Raw records:
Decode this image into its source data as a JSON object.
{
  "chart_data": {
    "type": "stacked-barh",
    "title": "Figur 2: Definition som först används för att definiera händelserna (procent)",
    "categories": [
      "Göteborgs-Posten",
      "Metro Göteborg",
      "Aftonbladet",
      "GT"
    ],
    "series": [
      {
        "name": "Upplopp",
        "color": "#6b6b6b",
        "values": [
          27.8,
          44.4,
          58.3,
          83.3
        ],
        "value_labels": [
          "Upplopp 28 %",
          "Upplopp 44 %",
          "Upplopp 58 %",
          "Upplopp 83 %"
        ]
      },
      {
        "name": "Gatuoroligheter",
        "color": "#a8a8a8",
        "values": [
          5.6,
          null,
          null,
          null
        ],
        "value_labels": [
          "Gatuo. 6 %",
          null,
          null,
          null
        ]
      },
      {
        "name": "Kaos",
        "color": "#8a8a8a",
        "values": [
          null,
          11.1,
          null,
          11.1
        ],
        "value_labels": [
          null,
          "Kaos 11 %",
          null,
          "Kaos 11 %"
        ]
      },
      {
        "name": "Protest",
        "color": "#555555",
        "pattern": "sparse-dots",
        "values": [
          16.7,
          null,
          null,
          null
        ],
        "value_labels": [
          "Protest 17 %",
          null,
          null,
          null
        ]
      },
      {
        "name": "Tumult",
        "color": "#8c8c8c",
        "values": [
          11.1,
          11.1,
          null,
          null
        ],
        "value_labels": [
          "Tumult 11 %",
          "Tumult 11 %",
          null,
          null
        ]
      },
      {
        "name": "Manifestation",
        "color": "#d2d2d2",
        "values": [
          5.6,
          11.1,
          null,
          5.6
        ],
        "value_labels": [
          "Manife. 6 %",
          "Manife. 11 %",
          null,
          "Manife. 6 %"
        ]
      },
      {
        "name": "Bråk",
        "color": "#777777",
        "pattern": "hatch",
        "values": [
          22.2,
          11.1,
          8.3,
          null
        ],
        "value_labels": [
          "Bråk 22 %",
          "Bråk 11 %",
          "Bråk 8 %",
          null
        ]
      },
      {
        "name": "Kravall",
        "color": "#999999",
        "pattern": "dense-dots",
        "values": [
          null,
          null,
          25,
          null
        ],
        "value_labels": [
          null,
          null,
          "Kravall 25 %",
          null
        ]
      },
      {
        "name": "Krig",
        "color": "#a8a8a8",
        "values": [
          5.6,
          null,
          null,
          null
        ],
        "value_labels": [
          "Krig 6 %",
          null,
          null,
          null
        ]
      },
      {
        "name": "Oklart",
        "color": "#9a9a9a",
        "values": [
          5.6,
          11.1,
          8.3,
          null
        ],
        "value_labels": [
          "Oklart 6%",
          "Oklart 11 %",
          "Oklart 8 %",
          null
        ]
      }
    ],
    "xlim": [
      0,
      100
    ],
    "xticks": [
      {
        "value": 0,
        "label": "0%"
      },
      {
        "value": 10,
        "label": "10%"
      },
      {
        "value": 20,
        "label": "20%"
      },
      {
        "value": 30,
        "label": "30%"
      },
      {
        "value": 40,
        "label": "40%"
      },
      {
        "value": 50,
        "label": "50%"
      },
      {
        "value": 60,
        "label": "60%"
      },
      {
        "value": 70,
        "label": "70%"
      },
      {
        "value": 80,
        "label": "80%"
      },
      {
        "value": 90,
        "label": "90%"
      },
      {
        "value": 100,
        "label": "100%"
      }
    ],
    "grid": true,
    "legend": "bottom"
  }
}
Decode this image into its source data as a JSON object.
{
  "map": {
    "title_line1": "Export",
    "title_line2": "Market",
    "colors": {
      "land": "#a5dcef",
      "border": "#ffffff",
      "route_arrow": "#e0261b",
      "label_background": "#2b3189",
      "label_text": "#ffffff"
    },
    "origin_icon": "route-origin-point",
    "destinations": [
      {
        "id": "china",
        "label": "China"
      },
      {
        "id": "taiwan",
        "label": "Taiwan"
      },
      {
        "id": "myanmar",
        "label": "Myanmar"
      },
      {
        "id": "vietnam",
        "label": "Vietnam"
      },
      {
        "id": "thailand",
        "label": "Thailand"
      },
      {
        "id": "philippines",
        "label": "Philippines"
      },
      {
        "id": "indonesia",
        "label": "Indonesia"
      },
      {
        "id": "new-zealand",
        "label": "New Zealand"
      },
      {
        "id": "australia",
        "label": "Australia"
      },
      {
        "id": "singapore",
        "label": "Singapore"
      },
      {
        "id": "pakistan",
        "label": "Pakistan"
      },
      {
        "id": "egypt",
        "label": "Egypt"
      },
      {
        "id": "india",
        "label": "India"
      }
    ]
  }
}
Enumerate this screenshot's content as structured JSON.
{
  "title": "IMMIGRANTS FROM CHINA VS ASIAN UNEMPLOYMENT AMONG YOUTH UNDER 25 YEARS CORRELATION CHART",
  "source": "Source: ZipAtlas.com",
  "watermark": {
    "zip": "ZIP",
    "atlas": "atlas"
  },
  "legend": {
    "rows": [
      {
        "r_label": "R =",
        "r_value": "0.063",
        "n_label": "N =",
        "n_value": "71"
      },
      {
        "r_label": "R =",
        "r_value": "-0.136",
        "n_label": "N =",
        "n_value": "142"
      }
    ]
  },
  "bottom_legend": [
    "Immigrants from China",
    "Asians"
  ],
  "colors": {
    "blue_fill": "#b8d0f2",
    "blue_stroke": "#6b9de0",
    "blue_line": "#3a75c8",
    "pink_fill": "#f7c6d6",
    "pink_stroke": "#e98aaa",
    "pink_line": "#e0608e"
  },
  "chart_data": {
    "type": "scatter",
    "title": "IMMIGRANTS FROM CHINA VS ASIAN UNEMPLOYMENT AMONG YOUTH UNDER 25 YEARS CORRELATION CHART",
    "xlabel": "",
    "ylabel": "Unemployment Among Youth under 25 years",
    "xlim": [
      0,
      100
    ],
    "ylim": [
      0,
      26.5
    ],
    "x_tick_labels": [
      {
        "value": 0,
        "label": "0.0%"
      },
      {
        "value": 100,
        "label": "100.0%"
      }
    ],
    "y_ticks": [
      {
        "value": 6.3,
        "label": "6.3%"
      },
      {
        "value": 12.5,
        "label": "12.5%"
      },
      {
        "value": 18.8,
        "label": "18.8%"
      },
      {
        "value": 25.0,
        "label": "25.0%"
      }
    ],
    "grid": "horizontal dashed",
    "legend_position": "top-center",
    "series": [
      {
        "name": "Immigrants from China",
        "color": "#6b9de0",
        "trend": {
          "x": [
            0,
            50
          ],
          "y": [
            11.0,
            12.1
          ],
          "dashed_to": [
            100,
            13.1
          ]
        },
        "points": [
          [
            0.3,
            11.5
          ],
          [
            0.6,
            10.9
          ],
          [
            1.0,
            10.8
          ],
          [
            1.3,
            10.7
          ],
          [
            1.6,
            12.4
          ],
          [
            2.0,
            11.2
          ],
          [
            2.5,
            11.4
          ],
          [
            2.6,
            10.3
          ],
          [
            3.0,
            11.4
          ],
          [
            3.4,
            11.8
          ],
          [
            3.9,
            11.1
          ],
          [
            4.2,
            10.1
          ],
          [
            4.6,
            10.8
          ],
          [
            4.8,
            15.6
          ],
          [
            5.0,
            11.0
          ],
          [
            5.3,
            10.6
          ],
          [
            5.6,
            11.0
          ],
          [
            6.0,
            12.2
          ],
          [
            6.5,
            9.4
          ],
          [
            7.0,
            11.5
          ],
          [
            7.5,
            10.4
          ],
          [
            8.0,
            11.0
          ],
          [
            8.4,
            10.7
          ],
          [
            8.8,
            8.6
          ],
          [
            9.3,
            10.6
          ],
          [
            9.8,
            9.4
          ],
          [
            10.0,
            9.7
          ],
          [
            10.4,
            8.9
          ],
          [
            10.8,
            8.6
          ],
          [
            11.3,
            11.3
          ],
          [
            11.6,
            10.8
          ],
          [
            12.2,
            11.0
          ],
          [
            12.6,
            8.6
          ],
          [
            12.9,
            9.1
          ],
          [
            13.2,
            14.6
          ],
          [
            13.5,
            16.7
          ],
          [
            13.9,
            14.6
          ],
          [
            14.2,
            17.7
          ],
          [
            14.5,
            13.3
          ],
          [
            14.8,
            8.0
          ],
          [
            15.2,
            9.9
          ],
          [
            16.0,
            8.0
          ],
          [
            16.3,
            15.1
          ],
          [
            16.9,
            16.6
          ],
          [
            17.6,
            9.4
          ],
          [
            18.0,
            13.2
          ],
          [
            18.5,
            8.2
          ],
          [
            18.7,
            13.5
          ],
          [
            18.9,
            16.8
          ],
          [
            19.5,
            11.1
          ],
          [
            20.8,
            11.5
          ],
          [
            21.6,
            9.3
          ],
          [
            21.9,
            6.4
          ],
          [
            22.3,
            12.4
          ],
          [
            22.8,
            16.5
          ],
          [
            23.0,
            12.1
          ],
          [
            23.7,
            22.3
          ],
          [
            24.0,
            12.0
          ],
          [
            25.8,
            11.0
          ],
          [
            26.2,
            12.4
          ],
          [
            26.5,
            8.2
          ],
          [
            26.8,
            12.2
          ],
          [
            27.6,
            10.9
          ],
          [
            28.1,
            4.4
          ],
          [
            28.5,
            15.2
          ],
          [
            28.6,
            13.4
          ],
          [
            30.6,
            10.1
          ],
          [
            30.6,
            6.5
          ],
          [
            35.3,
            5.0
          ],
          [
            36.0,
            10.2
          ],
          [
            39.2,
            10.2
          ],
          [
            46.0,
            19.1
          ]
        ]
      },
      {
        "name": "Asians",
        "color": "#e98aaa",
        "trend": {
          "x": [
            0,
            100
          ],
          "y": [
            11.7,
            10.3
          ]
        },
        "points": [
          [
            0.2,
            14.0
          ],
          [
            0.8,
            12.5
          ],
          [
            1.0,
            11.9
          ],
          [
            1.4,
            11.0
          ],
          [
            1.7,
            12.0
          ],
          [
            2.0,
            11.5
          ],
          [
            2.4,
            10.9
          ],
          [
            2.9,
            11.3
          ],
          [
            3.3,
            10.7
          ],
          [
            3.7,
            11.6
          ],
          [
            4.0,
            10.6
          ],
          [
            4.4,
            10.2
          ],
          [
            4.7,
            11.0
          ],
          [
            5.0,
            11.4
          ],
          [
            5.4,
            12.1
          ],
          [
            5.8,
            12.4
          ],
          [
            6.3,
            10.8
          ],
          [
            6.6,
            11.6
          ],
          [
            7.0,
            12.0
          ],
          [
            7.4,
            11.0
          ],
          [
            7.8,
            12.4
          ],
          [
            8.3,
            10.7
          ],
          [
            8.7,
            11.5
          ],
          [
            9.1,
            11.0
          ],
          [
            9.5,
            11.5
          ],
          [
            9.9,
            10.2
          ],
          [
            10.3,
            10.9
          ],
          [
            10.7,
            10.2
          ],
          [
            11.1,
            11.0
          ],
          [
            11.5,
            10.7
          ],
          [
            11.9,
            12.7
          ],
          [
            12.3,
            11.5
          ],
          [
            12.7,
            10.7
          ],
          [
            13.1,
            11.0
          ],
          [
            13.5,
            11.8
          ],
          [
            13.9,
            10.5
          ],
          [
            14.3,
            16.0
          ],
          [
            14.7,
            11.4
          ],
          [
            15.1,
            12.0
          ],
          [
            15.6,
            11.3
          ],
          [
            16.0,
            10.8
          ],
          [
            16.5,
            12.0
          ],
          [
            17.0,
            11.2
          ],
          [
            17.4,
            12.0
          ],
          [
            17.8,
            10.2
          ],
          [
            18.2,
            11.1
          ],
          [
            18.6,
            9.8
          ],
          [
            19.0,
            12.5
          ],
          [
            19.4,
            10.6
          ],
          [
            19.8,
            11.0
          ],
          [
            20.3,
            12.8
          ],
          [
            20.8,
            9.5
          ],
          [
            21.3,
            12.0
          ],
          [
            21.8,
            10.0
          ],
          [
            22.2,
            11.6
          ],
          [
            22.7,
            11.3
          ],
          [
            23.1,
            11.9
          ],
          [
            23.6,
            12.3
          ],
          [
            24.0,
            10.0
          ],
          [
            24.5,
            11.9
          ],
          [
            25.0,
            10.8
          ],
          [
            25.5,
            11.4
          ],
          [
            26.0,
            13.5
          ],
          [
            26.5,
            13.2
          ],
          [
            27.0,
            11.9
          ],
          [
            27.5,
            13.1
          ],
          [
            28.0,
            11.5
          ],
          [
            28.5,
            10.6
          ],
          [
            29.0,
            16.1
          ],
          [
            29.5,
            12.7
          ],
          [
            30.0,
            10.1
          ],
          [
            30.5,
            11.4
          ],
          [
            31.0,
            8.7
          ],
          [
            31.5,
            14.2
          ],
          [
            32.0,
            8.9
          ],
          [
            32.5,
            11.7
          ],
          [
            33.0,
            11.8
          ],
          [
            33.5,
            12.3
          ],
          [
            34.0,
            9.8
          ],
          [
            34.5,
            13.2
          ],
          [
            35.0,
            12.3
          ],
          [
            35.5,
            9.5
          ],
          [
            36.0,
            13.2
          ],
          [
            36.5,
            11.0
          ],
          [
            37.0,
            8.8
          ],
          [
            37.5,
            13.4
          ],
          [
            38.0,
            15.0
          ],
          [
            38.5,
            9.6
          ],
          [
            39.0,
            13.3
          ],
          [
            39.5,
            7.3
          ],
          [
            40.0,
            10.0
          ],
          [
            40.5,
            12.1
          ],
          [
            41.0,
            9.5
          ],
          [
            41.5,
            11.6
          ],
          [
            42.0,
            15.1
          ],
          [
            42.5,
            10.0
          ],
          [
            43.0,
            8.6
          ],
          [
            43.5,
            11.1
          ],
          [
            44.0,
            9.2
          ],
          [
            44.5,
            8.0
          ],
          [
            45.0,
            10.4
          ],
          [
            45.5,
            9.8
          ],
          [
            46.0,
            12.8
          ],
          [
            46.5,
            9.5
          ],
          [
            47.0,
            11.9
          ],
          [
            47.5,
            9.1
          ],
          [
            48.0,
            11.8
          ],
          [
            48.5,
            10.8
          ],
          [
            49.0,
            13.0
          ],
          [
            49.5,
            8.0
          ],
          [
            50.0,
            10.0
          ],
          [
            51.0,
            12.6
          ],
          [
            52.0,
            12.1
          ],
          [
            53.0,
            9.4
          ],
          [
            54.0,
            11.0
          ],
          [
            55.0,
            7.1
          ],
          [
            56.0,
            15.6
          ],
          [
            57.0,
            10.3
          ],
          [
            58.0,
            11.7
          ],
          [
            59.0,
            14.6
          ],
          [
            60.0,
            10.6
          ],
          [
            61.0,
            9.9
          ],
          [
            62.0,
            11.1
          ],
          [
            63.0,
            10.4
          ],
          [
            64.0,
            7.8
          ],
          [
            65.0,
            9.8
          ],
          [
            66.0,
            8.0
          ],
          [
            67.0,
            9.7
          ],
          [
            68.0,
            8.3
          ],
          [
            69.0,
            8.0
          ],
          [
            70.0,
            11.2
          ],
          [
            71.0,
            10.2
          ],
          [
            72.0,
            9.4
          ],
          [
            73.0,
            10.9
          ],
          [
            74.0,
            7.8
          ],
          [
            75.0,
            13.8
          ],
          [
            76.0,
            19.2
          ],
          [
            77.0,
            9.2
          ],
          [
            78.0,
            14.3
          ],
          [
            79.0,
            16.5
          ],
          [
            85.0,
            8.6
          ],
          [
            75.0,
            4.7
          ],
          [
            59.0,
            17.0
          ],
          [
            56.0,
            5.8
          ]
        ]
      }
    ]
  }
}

● **TASK DESCRIPTION**
Within the records above, how many lines include the word "pattern"? State the number by itself.

● **OUTPUT BELOW**
3